**Your instructions**: Copy out each line of the listing that has the word "Weekly" in it.

**Records for this exercise**:

>>>>>

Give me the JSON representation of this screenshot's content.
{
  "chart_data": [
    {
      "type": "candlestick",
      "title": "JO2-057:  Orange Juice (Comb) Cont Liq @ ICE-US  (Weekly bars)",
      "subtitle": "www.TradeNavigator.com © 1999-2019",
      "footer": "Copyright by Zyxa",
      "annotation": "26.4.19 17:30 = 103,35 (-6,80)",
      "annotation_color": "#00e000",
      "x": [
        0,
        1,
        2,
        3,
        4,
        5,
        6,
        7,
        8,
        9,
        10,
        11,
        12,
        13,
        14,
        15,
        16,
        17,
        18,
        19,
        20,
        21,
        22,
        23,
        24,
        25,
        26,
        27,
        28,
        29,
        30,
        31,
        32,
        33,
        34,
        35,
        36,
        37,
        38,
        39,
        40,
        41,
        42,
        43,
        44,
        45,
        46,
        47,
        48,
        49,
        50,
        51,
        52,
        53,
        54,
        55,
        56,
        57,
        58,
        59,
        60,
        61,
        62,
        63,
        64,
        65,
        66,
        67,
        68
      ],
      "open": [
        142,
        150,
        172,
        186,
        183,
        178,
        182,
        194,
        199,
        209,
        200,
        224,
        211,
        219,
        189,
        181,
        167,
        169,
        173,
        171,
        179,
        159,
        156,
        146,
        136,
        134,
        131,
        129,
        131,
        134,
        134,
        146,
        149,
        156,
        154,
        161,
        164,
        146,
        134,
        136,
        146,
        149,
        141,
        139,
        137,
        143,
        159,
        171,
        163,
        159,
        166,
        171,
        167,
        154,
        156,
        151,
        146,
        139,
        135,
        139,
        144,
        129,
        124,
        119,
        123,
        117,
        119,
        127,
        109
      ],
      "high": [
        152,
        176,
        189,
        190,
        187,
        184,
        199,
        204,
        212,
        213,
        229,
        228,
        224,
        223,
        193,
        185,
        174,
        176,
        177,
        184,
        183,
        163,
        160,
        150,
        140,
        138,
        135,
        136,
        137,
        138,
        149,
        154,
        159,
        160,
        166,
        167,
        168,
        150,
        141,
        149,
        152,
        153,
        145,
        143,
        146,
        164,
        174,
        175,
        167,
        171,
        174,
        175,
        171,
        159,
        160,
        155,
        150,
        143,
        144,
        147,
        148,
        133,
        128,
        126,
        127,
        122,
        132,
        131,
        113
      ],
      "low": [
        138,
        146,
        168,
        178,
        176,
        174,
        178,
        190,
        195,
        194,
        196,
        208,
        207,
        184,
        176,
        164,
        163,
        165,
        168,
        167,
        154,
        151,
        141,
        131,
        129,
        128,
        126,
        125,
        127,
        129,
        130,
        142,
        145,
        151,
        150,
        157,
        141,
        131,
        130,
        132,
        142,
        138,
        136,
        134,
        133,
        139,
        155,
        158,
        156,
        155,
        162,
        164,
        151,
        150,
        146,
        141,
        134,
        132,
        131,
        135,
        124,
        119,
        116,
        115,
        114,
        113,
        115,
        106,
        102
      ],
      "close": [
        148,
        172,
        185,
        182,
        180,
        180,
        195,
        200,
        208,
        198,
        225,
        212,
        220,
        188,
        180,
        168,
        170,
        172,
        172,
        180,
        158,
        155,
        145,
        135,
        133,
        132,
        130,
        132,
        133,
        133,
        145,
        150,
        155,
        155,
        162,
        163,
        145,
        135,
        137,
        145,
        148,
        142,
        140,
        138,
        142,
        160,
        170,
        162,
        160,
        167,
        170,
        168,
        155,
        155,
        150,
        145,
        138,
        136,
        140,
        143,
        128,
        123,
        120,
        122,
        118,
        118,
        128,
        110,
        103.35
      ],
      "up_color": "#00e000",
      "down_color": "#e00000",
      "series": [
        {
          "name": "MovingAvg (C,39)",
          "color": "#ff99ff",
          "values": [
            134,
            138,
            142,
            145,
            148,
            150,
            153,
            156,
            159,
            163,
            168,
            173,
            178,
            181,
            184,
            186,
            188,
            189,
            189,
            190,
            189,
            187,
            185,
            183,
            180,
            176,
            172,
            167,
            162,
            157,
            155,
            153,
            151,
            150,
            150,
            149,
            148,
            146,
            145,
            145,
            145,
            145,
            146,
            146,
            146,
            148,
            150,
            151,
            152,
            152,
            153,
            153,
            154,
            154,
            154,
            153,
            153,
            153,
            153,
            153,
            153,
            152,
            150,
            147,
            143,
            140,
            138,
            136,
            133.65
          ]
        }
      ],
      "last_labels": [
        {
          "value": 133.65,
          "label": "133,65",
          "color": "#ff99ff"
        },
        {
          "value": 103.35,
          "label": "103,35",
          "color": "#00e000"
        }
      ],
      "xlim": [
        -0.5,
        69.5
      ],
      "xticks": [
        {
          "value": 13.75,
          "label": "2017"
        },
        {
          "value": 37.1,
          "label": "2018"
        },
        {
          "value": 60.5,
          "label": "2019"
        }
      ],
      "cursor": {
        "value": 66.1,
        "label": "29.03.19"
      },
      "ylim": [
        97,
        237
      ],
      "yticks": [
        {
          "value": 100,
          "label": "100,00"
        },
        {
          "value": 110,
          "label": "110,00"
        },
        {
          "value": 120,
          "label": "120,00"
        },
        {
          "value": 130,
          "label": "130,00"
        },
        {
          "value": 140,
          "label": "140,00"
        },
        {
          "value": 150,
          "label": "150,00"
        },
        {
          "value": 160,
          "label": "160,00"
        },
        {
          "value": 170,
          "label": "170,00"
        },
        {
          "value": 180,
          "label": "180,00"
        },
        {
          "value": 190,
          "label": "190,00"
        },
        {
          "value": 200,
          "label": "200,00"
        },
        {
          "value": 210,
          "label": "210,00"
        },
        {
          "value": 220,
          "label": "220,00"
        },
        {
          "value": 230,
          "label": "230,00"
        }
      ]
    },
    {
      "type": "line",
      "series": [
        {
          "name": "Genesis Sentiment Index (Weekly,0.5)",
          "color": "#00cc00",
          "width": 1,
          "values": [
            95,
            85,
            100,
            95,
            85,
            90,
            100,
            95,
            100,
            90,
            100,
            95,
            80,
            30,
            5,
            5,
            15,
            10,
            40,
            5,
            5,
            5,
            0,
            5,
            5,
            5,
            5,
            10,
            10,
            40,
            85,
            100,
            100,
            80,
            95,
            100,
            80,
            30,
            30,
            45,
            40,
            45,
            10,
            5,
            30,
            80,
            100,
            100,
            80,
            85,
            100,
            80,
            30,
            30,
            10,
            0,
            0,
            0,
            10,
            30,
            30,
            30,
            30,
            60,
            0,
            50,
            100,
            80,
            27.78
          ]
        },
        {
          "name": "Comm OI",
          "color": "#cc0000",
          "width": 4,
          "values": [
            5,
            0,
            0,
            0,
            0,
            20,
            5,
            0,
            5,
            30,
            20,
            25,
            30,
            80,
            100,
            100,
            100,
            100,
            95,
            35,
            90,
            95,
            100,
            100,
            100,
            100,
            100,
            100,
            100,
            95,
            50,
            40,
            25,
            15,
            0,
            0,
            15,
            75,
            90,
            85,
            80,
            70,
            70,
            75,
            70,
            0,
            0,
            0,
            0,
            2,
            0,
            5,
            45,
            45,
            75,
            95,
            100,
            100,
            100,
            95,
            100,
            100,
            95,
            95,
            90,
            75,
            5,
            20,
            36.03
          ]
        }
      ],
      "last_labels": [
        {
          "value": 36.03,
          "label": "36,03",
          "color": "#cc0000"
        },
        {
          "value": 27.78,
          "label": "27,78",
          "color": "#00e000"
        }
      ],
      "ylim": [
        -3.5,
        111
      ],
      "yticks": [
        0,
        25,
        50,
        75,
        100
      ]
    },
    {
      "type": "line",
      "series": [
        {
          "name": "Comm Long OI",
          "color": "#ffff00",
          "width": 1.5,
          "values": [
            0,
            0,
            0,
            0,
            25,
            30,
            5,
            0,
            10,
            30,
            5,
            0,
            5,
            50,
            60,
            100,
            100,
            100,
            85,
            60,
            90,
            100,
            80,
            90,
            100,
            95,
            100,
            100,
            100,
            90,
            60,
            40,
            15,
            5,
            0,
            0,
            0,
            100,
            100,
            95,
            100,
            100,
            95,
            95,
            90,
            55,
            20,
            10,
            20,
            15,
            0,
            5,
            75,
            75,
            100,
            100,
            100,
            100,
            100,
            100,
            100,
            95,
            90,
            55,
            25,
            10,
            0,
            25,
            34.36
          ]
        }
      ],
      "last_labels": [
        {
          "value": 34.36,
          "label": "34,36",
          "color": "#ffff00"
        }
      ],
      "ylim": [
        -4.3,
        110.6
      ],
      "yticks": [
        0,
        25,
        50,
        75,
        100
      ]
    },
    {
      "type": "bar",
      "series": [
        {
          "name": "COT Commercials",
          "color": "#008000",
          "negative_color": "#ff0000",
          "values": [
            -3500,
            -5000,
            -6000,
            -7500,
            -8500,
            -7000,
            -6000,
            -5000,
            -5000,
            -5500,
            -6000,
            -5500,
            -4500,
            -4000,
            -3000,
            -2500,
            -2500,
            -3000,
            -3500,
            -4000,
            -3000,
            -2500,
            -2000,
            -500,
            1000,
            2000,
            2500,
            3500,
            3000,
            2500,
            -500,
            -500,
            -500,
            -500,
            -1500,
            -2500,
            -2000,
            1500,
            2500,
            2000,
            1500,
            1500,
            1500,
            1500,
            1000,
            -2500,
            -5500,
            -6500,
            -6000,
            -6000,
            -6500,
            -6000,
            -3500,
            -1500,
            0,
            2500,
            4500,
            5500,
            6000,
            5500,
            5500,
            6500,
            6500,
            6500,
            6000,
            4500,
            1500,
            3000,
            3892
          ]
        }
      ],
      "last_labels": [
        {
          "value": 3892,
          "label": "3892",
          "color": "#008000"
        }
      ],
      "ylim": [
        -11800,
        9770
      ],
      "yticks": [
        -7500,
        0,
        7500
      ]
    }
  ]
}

<<<<<

**Solution below**:
      "title": "JO2-057:  Orange Juice (Comb) Cont Liq @ ICE-US  (Weekly bars)",
          "name": "Genesis Sentiment Index (Weekly,0.5)",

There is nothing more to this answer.